— Start of Entries shown —

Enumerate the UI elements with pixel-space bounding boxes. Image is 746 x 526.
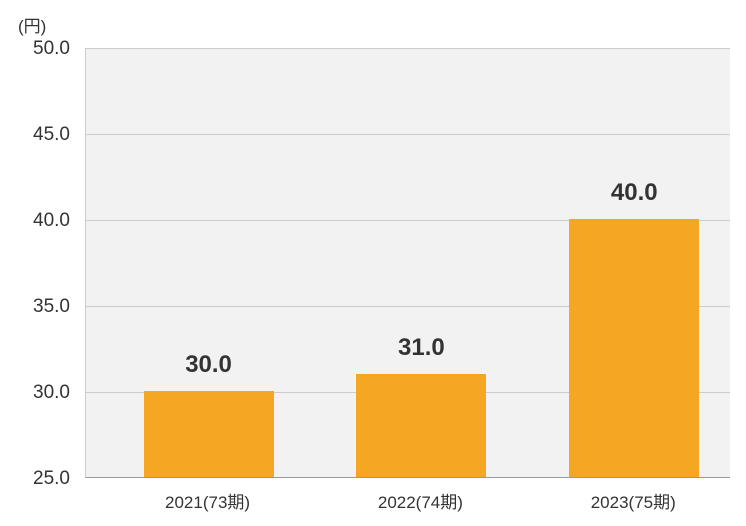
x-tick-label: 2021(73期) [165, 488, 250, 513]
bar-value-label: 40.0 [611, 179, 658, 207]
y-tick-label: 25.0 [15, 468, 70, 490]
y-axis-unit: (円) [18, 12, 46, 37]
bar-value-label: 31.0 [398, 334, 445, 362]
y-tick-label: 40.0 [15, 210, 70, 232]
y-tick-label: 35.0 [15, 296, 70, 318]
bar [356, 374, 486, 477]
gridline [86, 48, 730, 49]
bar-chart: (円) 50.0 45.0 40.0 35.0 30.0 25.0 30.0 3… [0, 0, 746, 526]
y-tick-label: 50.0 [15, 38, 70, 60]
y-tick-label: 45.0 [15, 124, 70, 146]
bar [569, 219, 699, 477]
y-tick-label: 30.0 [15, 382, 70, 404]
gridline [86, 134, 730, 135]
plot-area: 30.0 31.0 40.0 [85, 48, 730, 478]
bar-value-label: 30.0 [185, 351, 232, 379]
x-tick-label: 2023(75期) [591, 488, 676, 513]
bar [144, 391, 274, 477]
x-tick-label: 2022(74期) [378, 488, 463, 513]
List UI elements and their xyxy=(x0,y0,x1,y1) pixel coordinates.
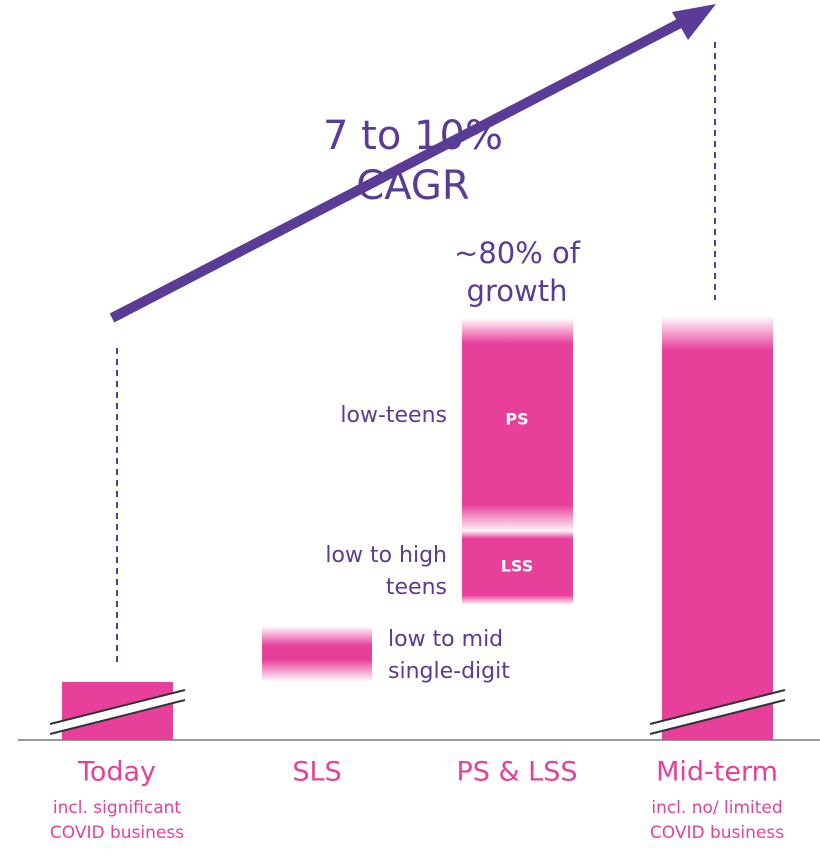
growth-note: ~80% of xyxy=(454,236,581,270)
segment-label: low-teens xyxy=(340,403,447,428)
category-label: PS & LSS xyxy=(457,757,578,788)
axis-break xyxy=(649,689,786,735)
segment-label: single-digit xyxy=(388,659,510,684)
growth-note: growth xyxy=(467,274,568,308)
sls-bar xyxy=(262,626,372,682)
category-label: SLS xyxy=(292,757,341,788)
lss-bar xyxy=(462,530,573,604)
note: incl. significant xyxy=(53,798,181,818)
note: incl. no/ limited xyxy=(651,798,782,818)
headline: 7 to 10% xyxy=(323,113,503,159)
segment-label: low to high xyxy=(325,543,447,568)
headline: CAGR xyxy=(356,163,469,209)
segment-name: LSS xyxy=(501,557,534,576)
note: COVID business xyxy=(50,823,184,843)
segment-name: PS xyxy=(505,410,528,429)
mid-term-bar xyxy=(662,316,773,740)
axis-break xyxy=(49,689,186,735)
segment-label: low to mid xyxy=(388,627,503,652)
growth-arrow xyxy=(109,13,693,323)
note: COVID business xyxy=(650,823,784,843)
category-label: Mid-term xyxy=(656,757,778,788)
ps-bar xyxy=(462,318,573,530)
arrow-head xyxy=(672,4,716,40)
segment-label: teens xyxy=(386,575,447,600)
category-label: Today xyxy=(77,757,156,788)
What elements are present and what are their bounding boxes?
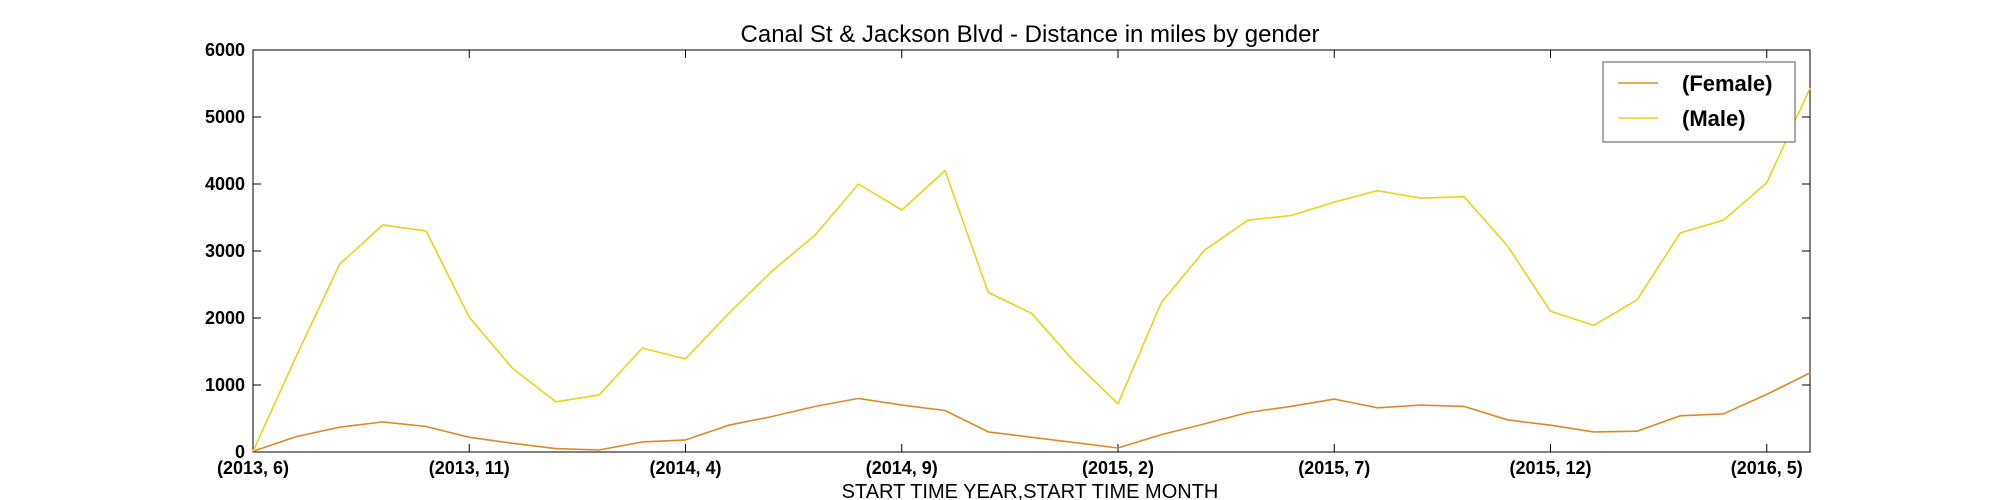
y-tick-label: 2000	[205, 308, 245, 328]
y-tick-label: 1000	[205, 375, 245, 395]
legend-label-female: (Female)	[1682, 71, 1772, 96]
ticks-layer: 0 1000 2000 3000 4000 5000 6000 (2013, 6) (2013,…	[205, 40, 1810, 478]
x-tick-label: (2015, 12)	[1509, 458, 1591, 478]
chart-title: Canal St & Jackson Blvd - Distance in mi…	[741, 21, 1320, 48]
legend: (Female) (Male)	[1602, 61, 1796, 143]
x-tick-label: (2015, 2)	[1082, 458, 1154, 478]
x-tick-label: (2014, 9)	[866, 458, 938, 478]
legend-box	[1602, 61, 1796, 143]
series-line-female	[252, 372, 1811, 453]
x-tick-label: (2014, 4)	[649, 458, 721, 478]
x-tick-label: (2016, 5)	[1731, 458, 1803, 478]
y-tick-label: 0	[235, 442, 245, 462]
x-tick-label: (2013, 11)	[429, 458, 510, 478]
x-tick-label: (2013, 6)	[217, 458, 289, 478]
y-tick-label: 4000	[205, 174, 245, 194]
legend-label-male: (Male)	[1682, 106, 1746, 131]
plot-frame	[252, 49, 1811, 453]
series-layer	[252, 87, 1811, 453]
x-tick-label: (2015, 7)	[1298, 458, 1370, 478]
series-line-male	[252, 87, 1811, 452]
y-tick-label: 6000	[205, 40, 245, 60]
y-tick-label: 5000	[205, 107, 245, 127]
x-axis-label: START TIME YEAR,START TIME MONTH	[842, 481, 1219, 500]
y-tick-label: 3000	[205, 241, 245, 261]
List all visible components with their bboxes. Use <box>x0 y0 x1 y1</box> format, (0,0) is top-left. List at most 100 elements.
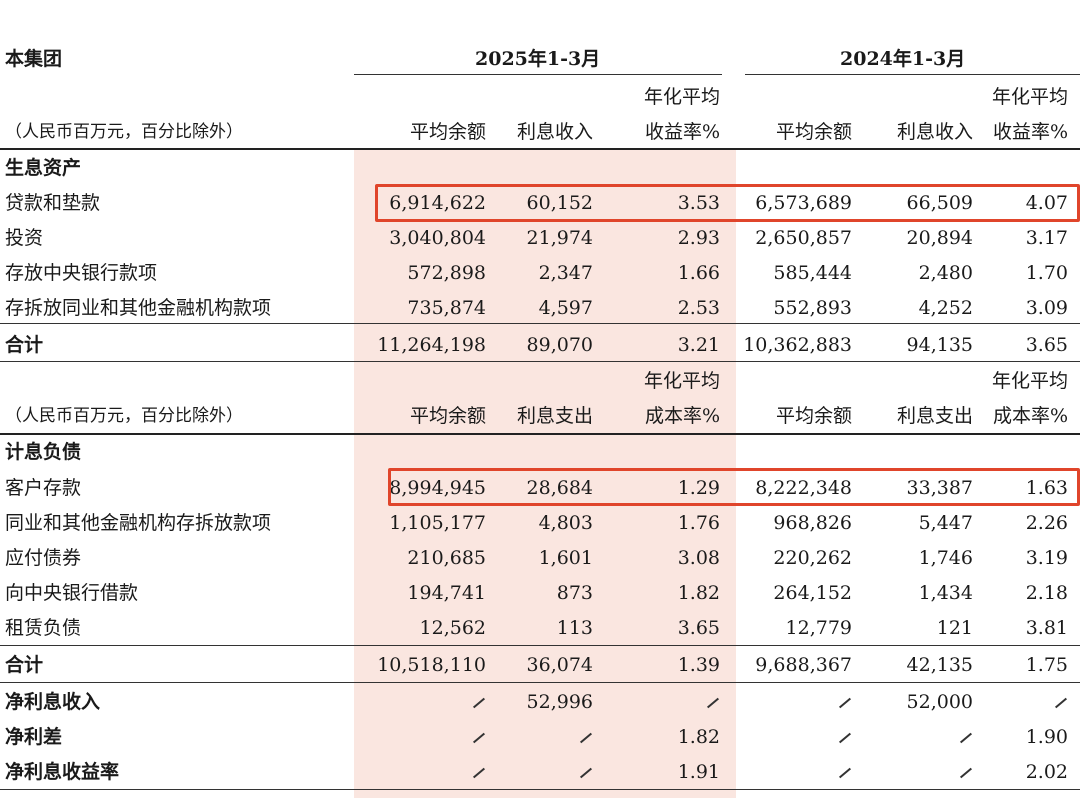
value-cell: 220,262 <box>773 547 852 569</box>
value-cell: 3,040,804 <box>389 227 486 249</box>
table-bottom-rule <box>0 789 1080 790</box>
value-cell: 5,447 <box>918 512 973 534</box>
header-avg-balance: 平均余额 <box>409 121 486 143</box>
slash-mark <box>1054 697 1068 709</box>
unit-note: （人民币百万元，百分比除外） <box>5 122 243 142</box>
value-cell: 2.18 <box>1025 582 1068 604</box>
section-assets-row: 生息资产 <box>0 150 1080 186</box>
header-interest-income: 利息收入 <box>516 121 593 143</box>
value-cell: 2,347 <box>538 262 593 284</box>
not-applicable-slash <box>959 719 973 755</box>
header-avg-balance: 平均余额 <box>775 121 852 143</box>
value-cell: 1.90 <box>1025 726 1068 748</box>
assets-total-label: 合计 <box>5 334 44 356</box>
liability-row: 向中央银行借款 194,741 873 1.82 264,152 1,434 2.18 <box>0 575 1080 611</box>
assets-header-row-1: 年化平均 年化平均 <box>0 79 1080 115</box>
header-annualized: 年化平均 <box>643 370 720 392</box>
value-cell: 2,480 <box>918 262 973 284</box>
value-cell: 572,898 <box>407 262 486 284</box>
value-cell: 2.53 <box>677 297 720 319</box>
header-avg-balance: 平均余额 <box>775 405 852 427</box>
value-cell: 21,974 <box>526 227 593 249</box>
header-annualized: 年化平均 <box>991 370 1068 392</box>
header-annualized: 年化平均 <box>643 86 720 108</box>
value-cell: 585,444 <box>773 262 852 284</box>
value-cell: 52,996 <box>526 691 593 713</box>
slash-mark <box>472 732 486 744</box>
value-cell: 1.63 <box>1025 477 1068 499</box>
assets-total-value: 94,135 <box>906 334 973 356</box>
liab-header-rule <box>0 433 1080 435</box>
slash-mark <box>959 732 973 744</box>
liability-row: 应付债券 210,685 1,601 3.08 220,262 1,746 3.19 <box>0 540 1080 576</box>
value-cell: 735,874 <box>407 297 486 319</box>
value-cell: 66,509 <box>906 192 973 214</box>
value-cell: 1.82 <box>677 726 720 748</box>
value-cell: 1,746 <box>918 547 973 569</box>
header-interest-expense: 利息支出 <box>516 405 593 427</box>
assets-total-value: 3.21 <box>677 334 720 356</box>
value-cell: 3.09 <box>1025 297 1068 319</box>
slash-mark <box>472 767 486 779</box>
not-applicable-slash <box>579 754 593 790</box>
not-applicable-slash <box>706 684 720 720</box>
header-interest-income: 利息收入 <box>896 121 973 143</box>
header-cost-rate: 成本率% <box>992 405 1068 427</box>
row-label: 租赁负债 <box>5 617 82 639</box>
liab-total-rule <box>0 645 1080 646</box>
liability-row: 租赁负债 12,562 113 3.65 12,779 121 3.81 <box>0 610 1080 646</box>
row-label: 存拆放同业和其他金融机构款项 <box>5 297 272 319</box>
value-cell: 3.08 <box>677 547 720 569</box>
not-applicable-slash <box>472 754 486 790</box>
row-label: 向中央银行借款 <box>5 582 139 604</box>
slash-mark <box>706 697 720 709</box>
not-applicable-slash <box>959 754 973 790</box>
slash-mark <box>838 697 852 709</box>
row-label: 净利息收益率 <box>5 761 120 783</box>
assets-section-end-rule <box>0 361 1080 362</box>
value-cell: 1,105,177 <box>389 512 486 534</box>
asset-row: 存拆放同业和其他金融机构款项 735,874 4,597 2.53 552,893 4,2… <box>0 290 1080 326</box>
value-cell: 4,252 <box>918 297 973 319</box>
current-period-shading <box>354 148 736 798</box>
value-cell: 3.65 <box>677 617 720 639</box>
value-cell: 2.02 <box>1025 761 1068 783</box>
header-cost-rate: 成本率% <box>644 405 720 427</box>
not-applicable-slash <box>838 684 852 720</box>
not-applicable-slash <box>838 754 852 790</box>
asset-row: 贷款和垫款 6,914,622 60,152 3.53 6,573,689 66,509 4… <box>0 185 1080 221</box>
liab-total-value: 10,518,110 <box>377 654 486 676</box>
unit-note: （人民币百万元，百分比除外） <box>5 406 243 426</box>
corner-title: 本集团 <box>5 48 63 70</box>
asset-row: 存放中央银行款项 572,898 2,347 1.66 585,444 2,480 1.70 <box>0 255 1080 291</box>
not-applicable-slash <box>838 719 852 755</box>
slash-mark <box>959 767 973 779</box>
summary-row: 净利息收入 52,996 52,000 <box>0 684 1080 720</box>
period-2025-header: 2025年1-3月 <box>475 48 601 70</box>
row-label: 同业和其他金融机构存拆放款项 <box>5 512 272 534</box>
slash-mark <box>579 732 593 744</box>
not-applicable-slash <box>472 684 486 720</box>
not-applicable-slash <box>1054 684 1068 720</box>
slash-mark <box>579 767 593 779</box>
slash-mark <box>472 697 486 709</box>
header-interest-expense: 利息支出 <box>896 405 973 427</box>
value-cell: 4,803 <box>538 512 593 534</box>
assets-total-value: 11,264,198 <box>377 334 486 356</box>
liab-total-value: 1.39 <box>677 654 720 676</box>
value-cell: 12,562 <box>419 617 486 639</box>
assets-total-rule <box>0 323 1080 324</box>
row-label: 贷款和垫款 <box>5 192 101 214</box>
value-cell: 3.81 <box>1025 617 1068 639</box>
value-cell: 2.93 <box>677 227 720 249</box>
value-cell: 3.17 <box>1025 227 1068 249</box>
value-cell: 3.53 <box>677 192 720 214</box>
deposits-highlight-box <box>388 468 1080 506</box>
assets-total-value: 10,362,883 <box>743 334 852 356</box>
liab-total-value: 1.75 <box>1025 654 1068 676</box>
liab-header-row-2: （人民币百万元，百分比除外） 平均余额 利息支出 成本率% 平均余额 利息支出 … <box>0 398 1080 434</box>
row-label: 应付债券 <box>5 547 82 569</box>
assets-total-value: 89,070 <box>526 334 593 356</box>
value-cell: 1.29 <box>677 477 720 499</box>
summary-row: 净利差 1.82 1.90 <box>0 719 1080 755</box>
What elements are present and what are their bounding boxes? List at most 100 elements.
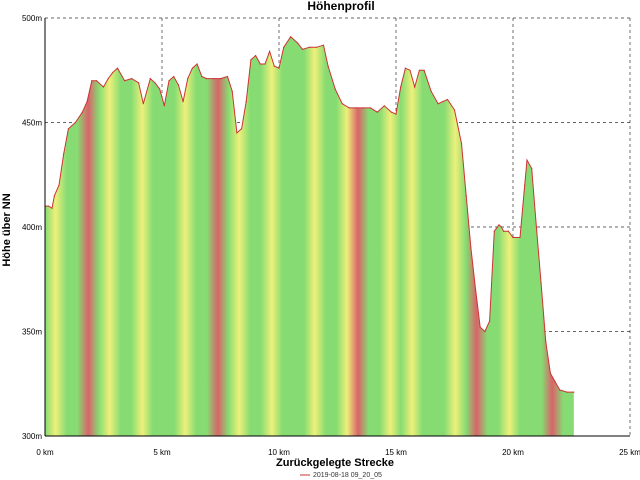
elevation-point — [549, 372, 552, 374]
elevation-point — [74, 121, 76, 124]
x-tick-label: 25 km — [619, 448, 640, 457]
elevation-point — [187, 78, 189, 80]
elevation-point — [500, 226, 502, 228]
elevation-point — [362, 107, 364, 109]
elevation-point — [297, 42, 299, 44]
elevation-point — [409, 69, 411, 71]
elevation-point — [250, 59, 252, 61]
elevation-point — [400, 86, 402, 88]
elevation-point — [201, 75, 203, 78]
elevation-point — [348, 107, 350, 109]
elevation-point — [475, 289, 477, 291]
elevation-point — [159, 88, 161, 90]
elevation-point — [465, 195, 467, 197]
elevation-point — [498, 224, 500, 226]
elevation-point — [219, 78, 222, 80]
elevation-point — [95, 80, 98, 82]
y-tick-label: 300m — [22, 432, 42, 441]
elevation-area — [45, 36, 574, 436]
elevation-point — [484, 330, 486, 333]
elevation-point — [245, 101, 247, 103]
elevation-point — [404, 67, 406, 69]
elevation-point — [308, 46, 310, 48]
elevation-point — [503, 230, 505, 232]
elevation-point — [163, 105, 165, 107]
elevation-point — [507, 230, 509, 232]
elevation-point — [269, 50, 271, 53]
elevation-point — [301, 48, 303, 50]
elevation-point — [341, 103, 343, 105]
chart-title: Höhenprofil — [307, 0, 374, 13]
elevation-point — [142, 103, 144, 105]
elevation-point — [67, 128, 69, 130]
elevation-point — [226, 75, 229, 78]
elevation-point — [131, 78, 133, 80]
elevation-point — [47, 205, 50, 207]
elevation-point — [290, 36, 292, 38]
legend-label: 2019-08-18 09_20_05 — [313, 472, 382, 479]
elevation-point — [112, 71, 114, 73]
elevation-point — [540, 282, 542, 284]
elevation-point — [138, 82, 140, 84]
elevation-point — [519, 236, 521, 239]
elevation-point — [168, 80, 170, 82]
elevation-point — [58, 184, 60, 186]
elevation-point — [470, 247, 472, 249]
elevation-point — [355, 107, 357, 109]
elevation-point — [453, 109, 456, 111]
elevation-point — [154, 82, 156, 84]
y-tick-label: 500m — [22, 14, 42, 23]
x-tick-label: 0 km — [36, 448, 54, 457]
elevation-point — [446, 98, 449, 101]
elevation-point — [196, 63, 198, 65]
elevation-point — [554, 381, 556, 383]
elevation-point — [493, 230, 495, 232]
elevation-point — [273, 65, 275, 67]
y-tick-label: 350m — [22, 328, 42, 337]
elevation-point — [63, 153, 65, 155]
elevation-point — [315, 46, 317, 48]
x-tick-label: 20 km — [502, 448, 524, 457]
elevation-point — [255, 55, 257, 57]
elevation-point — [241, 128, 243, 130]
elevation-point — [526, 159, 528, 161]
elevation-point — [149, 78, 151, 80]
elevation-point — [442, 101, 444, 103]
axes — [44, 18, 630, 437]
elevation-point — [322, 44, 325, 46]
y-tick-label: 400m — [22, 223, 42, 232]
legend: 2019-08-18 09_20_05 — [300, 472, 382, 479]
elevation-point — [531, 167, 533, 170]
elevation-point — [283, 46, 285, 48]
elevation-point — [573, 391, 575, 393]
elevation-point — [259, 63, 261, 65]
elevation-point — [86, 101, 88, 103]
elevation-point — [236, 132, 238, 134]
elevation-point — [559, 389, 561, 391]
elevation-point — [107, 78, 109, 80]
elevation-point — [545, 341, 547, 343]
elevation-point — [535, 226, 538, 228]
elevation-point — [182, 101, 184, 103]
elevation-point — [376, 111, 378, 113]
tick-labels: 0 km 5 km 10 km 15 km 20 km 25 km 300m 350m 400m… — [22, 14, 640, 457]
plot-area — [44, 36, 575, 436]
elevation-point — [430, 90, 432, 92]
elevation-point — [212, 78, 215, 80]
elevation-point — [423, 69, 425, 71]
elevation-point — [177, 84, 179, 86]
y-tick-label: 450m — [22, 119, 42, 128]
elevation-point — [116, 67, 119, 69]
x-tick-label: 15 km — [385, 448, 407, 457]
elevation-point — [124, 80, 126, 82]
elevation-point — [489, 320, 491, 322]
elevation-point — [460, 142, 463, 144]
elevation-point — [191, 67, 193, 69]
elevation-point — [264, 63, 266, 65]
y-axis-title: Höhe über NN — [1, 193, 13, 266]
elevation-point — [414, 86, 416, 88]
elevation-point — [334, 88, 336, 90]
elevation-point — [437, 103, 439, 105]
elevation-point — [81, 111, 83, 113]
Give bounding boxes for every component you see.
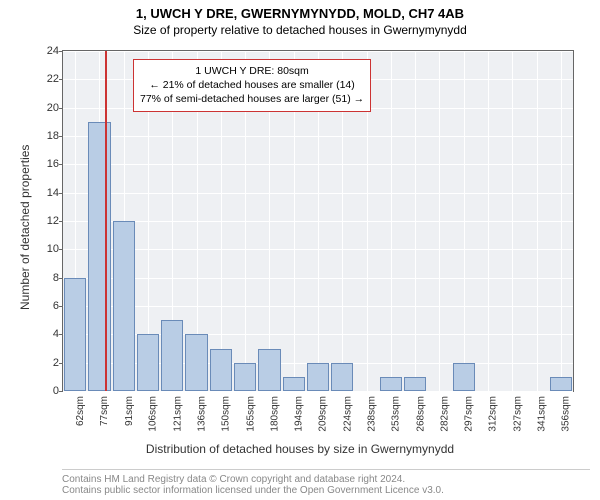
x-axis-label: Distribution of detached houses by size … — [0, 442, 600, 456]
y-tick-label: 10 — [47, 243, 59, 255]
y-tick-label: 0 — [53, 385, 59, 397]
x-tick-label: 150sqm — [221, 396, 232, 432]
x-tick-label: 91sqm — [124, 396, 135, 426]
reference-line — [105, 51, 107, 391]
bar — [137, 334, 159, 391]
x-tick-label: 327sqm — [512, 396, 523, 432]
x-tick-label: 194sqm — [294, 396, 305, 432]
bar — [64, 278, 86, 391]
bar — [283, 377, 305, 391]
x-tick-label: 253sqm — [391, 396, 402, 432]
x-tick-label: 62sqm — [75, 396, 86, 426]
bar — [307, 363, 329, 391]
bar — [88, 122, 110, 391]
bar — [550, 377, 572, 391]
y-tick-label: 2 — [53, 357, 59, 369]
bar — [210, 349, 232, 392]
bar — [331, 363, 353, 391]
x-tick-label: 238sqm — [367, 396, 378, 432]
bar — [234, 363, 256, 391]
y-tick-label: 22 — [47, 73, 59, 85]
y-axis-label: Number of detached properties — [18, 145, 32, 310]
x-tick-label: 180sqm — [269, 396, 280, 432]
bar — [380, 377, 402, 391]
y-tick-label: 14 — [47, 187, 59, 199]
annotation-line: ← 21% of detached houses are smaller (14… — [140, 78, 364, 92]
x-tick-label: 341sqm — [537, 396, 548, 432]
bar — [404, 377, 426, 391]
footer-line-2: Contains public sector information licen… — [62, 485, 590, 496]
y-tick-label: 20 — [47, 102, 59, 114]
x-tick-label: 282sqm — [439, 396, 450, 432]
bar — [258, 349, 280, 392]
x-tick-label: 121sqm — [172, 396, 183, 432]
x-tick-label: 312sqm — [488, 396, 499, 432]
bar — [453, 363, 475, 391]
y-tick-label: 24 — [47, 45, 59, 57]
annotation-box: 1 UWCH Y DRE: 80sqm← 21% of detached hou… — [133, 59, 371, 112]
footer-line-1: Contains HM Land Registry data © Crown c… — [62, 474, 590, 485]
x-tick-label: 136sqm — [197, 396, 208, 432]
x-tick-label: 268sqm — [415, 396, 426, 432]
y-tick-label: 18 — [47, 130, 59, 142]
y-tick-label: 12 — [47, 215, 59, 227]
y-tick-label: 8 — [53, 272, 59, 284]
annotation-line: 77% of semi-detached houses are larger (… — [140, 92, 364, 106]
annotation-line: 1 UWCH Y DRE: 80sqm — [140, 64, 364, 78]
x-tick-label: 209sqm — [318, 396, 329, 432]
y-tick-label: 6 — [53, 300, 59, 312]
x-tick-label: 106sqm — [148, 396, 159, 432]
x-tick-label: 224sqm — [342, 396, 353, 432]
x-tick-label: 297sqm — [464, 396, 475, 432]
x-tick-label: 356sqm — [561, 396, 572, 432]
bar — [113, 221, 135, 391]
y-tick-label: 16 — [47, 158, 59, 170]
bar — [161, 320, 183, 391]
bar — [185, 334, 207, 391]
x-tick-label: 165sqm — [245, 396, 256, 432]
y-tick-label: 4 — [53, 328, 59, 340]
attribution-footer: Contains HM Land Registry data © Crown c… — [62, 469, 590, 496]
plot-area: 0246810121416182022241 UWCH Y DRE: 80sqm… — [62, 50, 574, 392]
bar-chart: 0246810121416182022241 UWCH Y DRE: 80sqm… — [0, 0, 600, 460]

— End of Entries shown —

■ **What is asked**
Reproduce verbatim the records from the line containing "x-tick-label: 2021(73期) [165, 488, 250, 513]" up to and including the line containing "gridline [86, 48, 730, 49]".

■ **Full solution**
x-tick-label: 2021(73期) [165, 488, 250, 513]
bar-value-label: 40.0 [611, 179, 658, 207]
y-tick-label: 25.0 [15, 468, 70, 490]
y-axis-unit: (円) [18, 12, 46, 37]
bar-value-label: 31.0 [398, 334, 445, 362]
y-tick-label: 40.0 [15, 210, 70, 232]
y-tick-label: 35.0 [15, 296, 70, 318]
bar [356, 374, 486, 477]
gridline [86, 48, 730, 49]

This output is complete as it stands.